DATA section start
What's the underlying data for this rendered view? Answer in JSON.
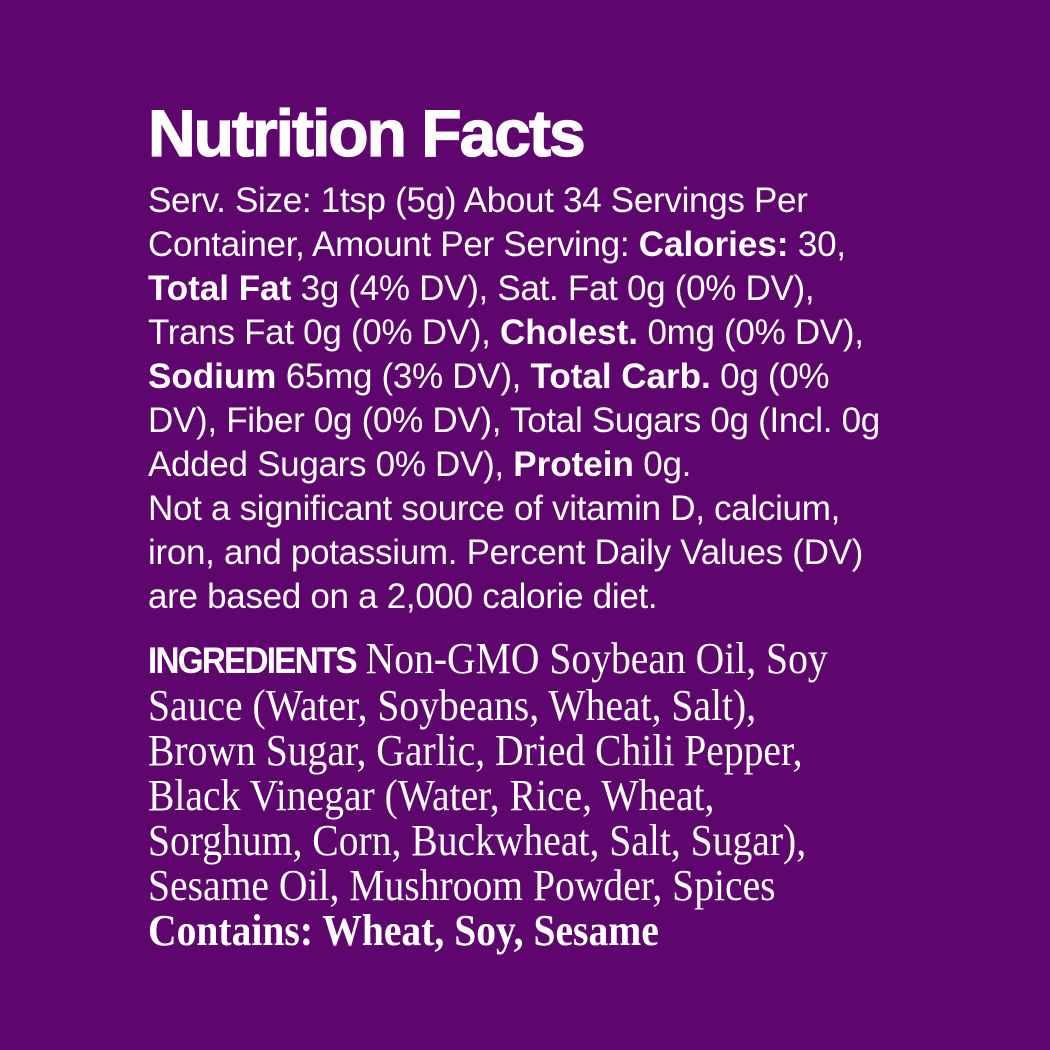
{
  "colors": {
    "background": "#5E056E",
    "text": "#FFFFFF"
  },
  "title": "Nutrition Facts",
  "nutrition": {
    "serving_size": "1tsp (5g)",
    "servings_per_container": "About 34",
    "calories": "30",
    "lines": [
      {
        "segments": [
          {
            "style": "regular",
            "text": "Serv. Size: 1tsp (5g) About 34 Servings Per"
          }
        ]
      },
      {
        "segments": [
          {
            "style": "regular",
            "text": "Container, Amount Per Serving: "
          },
          {
            "style": "bold",
            "text": "Calories:"
          },
          {
            "style": "regular",
            "text": " 30,"
          }
        ]
      },
      {
        "segments": [
          {
            "style": "bold",
            "text": "Total Fat"
          },
          {
            "style": "regular",
            "text": " 3g (4% DV), Sat. Fat 0g (0% DV),"
          }
        ]
      },
      {
        "segments": [
          {
            "style": "regular",
            "text": "Trans Fat 0g (0% DV), "
          },
          {
            "style": "bold",
            "text": "Cholest."
          },
          {
            "style": "regular",
            "text": " 0mg (0% DV),"
          }
        ]
      },
      {
        "segments": [
          {
            "style": "bold",
            "text": "Sodium"
          },
          {
            "style": "regular",
            "text": " 65mg (3% DV), "
          },
          {
            "style": "bold",
            "text": "Total Carb."
          },
          {
            "style": "regular",
            "text": " 0g (0%"
          }
        ]
      },
      {
        "segments": [
          {
            "style": "regular",
            "text": "DV), Fiber 0g (0% DV), Total Sugars 0g (Incl. 0g"
          }
        ]
      },
      {
        "segments": [
          {
            "style": "regular",
            "text": "Added Sugars 0% DV), "
          },
          {
            "style": "bold",
            "text": "Protein"
          },
          {
            "style": "regular",
            "text": " 0g."
          }
        ]
      },
      {
        "segments": [
          {
            "style": "regular",
            "text": "Not a significant source of vitamin D, calcium,"
          }
        ]
      },
      {
        "segments": [
          {
            "style": "regular",
            "text": "iron, and potassium. Percent Daily Values (DV)"
          }
        ]
      },
      {
        "segments": [
          {
            "style": "regular",
            "text": "are based on a 2,000 calorie diet."
          }
        ]
      }
    ]
  },
  "ingredients": {
    "heading": "INGREDIENTS",
    "contains_statement": "Contains: Wheat, Soy, Sesame",
    "lines": [
      {
        "segments": [
          {
            "style": "heading",
            "text": "INGREDIENTS"
          },
          {
            "style": "regular",
            "text": " Non-GMO Soybean Oil, Soy"
          }
        ]
      },
      {
        "segments": [
          {
            "style": "regular",
            "text": "Sauce (Water, Soybeans, Wheat, Salt),"
          }
        ]
      },
      {
        "segments": [
          {
            "style": "regular",
            "text": "Brown Sugar, Garlic, Dried Chili Pepper,"
          }
        ]
      },
      {
        "segments": [
          {
            "style": "regular",
            "text": "Black Vinegar (Water, Rice, Wheat,"
          }
        ]
      },
      {
        "segments": [
          {
            "style": "regular",
            "text": "Sorghum, Corn, Buckwheat, Salt, Sugar),"
          }
        ]
      },
      {
        "segments": [
          {
            "style": "regular",
            "text": "Sesame Oil, Mushroom Powder, Spices"
          }
        ]
      },
      {
        "segments": [
          {
            "style": "bold",
            "text": "Contains: Wheat, Soy, Sesame"
          }
        ]
      }
    ]
  }
}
DATA section end
> [PROBLEM DESCRIPTION]: Instruction for this listing: copy it exactly, but leave the images behind.

> [RESPONSE AREA]:
What's the underlying data for this rendered view? Answer in JSON.
{
  "colors": {
    "background": "#5E056E",
    "text": "#FFFFFF"
  },
  "title": "Nutrition Facts",
  "nutrition": {
    "serving_size": "1tsp (5g)",
    "servings_per_container": "About 34",
    "calories": "30",
    "lines": [
      {
        "segments": [
          {
            "style": "regular",
            "text": "Serv. Size: 1tsp (5g) About 34 Servings Per"
          }
        ]
      },
      {
        "segments": [
          {
            "style": "regular",
            "text": "Container, Amount Per Serving: "
          },
          {
            "style": "bold",
            "text": "Calories:"
          },
          {
            "style": "regular",
            "text": " 30,"
          }
        ]
      },
      {
        "segments": [
          {
            "style": "bold",
            "text": "Total Fat"
          },
          {
            "style": "regular",
            "text": " 3g (4% DV), Sat. Fat 0g (0% DV),"
          }
        ]
      },
      {
        "segments": [
          {
            "style": "regular",
            "text": "Trans Fat 0g (0% DV), "
          },
          {
            "style": "bold",
            "text": "Cholest."
          },
          {
            "style": "regular",
            "text": " 0mg (0% DV),"
          }
        ]
      },
      {
        "segments": [
          {
            "style": "bold",
            "text": "Sodium"
          },
          {
            "style": "regular",
            "text": " 65mg (3% DV), "
          },
          {
            "style": "bold",
            "text": "Total Carb."
          },
          {
            "style": "regular",
            "text": " 0g (0%"
          }
        ]
      },
      {
        "segments": [
          {
            "style": "regular",
            "text": "DV), Fiber 0g (0% DV), Total Sugars 0g (Incl. 0g"
          }
        ]
      },
      {
        "segments": [
          {
            "style": "regular",
            "text": "Added Sugars 0% DV), "
          },
          {
            "style": "bold",
            "text": "Protein"
          },
          {
            "style": "regular",
            "text": " 0g."
          }
        ]
      },
      {
        "segments": [
          {
            "style": "regular",
            "text": "Not a significant source of vitamin D, calcium,"
          }
        ]
      },
      {
        "segments": [
          {
            "style": "regular",
            "text": "iron, and potassium. Percent Daily Values (DV)"
          }
        ]
      },
      {
        "segments": [
          {
            "style": "regular",
            "text": "are based on a 2,000 calorie diet."
          }
        ]
      }
    ]
  },
  "ingredients": {
    "heading": "INGREDIENTS",
    "contains_statement": "Contains: Wheat, Soy, Sesame",
    "lines": [
      {
        "segments": [
          {
            "style": "heading",
            "text": "INGREDIENTS"
          },
          {
            "style": "regular",
            "text": " Non-GMO Soybean Oil, Soy"
          }
        ]
      },
      {
        "segments": [
          {
            "style": "regular",
            "text": "Sauce (Water, Soybeans, Wheat, Salt),"
          }
        ]
      },
      {
        "segments": [
          {
            "style": "regular",
            "text": "Brown Sugar, Garlic, Dried Chili Pepper,"
          }
        ]
      },
      {
        "segments": [
          {
            "style": "regular",
            "text": "Black Vinegar (Water, Rice, Wheat,"
          }
        ]
      },
      {
        "segments": [
          {
            "style": "regular",
            "text": "Sorghum, Corn, Buckwheat, Salt, Sugar),"
          }
        ]
      },
      {
        "segments": [
          {
            "style": "regular",
            "text": "Sesame Oil, Mushroom Powder, Spices"
          }
        ]
      },
      {
        "segments": [
          {
            "style": "bold",
            "text": "Contains: Wheat, Soy, Sesame"
          }
        ]
      }
    ]
  }
}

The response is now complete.